:: RECORDS FOR THIS EXERCISE

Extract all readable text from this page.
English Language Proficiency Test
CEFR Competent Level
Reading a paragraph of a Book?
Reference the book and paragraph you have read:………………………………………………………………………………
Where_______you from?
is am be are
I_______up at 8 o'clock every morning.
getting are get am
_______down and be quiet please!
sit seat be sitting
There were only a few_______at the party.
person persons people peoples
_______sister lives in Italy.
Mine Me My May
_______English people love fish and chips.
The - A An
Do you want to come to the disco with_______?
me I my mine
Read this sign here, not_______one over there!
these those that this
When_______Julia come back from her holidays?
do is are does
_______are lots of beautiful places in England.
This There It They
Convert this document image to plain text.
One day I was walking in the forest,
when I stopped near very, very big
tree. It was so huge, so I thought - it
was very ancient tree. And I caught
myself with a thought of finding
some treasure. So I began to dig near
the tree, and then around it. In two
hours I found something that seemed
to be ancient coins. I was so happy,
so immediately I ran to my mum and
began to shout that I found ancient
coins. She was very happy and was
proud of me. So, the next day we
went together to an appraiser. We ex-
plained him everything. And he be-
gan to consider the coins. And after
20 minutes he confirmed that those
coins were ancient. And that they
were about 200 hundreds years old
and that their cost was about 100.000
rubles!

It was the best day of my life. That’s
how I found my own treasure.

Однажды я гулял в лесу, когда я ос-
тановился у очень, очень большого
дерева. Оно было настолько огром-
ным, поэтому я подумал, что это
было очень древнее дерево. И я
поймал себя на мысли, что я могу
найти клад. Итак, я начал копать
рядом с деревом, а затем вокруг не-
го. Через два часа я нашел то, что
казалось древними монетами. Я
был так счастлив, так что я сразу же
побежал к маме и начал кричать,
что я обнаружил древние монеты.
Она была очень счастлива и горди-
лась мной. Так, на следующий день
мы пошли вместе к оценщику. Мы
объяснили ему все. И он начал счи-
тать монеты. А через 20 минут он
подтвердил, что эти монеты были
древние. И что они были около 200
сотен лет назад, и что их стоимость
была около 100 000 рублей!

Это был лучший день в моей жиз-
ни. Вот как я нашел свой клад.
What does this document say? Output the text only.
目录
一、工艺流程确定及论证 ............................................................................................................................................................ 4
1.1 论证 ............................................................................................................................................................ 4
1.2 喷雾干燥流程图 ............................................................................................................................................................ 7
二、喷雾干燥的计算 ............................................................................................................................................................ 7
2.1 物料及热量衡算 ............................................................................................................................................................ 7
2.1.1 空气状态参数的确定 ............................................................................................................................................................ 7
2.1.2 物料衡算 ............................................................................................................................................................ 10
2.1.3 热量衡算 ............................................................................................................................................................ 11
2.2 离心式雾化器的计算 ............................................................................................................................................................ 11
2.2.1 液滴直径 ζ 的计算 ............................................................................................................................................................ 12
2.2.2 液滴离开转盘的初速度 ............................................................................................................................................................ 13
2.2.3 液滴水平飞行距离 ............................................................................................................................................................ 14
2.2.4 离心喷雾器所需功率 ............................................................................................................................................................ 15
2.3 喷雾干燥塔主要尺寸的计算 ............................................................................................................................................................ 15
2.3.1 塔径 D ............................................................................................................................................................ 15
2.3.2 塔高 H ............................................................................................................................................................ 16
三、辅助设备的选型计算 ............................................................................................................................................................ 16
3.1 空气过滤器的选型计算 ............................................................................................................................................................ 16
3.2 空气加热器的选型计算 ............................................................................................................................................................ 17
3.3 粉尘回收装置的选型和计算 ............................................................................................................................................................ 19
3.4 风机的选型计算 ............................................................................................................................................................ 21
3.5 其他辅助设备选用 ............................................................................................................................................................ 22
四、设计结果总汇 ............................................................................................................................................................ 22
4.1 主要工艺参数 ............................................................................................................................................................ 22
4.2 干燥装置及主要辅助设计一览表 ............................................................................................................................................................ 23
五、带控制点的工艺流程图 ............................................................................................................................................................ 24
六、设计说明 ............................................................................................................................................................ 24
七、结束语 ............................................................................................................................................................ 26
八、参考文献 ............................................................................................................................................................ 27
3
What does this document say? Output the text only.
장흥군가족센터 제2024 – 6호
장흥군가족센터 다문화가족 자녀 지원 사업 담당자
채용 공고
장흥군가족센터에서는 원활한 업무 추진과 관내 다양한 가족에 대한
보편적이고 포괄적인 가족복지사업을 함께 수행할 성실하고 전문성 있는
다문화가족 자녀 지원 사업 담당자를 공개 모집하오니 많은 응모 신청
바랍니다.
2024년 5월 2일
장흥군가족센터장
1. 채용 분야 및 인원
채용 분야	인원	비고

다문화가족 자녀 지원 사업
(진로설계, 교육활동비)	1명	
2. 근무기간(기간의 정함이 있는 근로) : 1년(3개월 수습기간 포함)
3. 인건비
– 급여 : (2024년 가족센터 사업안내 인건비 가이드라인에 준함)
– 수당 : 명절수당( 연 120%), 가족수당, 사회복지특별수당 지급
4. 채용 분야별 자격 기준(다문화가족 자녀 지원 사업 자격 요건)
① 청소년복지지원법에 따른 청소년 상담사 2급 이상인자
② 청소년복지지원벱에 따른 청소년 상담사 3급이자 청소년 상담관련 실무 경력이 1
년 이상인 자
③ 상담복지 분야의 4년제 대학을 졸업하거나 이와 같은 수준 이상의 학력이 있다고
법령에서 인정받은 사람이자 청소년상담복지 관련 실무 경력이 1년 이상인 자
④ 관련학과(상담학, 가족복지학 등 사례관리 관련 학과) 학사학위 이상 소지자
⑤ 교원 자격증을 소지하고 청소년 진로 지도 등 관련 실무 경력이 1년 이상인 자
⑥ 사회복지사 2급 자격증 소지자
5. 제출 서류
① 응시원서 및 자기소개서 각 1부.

::::

Return the whole listing exactly, with every line included.

__EXPECTED OUTPUT__.
Extract all readable text from this page.
English Language Proficiency Test
CEFR Competent Level
Reading a paragraph of a Book?
Reference the book and paragraph you have read:………………………………………………………………………………
Where_______you from?
is am be are
I_______up at 8 o'clock every morning.
getting are get am
_______down and be quiet please!
sit seat be sitting
There were only a few_______at the party.
person persons people peoples
_______sister lives in Italy.
Mine Me My May
_______English people love fish and chips.
The - A An
Do you want to come to the disco with_______?
me I my mine
Read this sign here, not_______one over there!
these those that this
When_______Julia come back from her holidays?
do is are does
_______are lots of beautiful places in England.
This There It They
Convert this document image to plain text.
One day I was walking in the forest,
when I stopped near very, very big
tree. It was so huge, so I thought - it
was very ancient tree. And I caught
myself with a thought of finding
some treasure. So I began to dig near
the tree, and then around it. In two
hours I found something that seemed
to be ancient coins. I was so happy,
so immediately I ran to my mum and
began to shout that I found ancient
coins. She was very happy and was
proud of me. So, the next day we
went together to an appraiser. We ex-
plained him everything. And he be-
gan to consider the coins. And after
20 minutes he confirmed that those
coins were ancient. And that they
were about 200 hundreds years old
and that their cost was about 100.000
rubles!

It was the best day of my life. That’s
how I found my own treasure.

Однажды я гулял в лесу, когда я ос-
тановился у очень, очень большого
дерева. Оно было настолько огром-
ным, поэтому я подумал, что это
было очень древнее дерево. И я
поймал себя на мысли, что я могу
найти клад. Итак, я начал копать
рядом с деревом, а затем вокруг не-
го. Через два часа я нашел то, что
казалось древними монетами. Я
был так счастлив, так что я сразу же
побежал к маме и начал кричать,
что я обнаружил древние монеты.
Она была очень счастлива и горди-
лась мной. Так, на следующий день
мы пошли вместе к оценщику. Мы
объяснили ему все. И он начал счи-
тать монеты. А через 20 минут он
подтвердил, что эти монеты были
древние. И что они были около 200
сотен лет назад, и что их стоимость
была около 100 000 рублей!

Это был лучший день в моей жиз-
ни. Вот как я нашел свой клад.
What does this document say? Output the text only.
目录
一、工艺流程确定及论证 ............................................................................................................................................................ 4
1.1 论证 ............................................................................................................................................................ 4
1.2 喷雾干燥流程图 ............................................................................................................................................................ 7
二、喷雾干燥的计算 ............................................................................................................................................................ 7
2.1 物料及热量衡算 ............................................................................................................................................................ 7
2.1.1 空气状态参数的确定 ............................................................................................................................................................ 7
2.1.2 物料衡算 ............................................................................................................................................................ 10
2.1.3 热量衡算 ............................................................................................................................................................ 11
2.2 离心式雾化器的计算 ............................................................................................................................................................ 11
2.2.1 液滴直径 ζ 的计算 ............................................................................................................................................................ 12
2.2.2 液滴离开转盘的初速度 ............................................................................................................................................................ 13
2.2.3 液滴水平飞行距离 ............................................................................................................................................................ 14
2.2.4 离心喷雾器所需功率 ............................................................................................................................................................ 15
2.3 喷雾干燥塔主要尺寸的计算 ............................................................................................................................................................ 15
2.3.1 塔径 D ............................................................................................................................................................ 15
2.3.2 塔高 H ............................................................................................................................................................ 16
三、辅助设备的选型计算 ............................................................................................................................................................ 16
3.1 空气过滤器的选型计算 ............................................................................................................................................................ 16
3.2 空气加热器的选型计算 ............................................................................................................................................................ 17
3.3 粉尘回收装置的选型和计算 ............................................................................................................................................................ 19
3.4 风机的选型计算 ............................................................................................................................................................ 21
3.5 其他辅助设备选用 ............................................................................................................................................................ 22
四、设计结果总汇 ............................................................................................................................................................ 22
4.1 主要工艺参数 ............................................................................................................................................................ 22
4.2 干燥装置及主要辅助设计一览表 ............................................................................................................................................................ 23
五、带控制点的工艺流程图 ............................................................................................................................................................ 24
六、设计说明 ............................................................................................................................................................ 24
七、结束语 ............................................................................................................................................................ 26
八、参考文献 ............................................................................................................................................................ 27
3
What does this document say? Output the text only.
장흥군가족센터 제2024 – 6호
장흥군가족센터 다문화가족 자녀 지원 사업 담당자
채용 공고
장흥군가족센터에서는 원활한 업무 추진과 관내 다양한 가족에 대한
보편적이고 포괄적인 가족복지사업을 함께 수행할 성실하고 전문성 있는
다문화가족 자녀 지원 사업 담당자를 공개 모집하오니 많은 응모 신청
바랍니다.
2024년 5월 2일
장흥군가족센터장
1. 채용 분야 및 인원
채용 분야	인원	비고

다문화가족 자녀 지원 사업
(진로설계, 교육활동비)	1명	
2. 근무기간(기간의 정함이 있는 근로) : 1년(3개월 수습기간 포함)
3. 인건비
– 급여 : (2024년 가족센터 사업안내 인건비 가이드라인에 준함)
– 수당 : 명절수당( 연 120%), 가족수당, 사회복지특별수당 지급
4. 채용 분야별 자격 기준(다문화가족 자녀 지원 사업 자격 요건)
① 청소년복지지원법에 따른 청소년 상담사 2급 이상인자
② 청소년복지지원벱에 따른 청소년 상담사 3급이자 청소년 상담관련 실무 경력이 1
년 이상인 자
③ 상담복지 분야의 4년제 대학을 졸업하거나 이와 같은 수준 이상의 학력이 있다고
법령에서 인정받은 사람이자 청소년상담복지 관련 실무 경력이 1년 이상인 자
④ 관련학과(상담학, 가족복지학 등 사례관리 관련 학과) 학사학위 이상 소지자
⑤ 교원 자격증을 소지하고 청소년 진로 지도 등 관련 실무 경력이 1년 이상인 자
⑥ 사회복지사 2급 자격증 소지자
5. 제출 서류
① 응시원서 및 자기소개서 각 1부.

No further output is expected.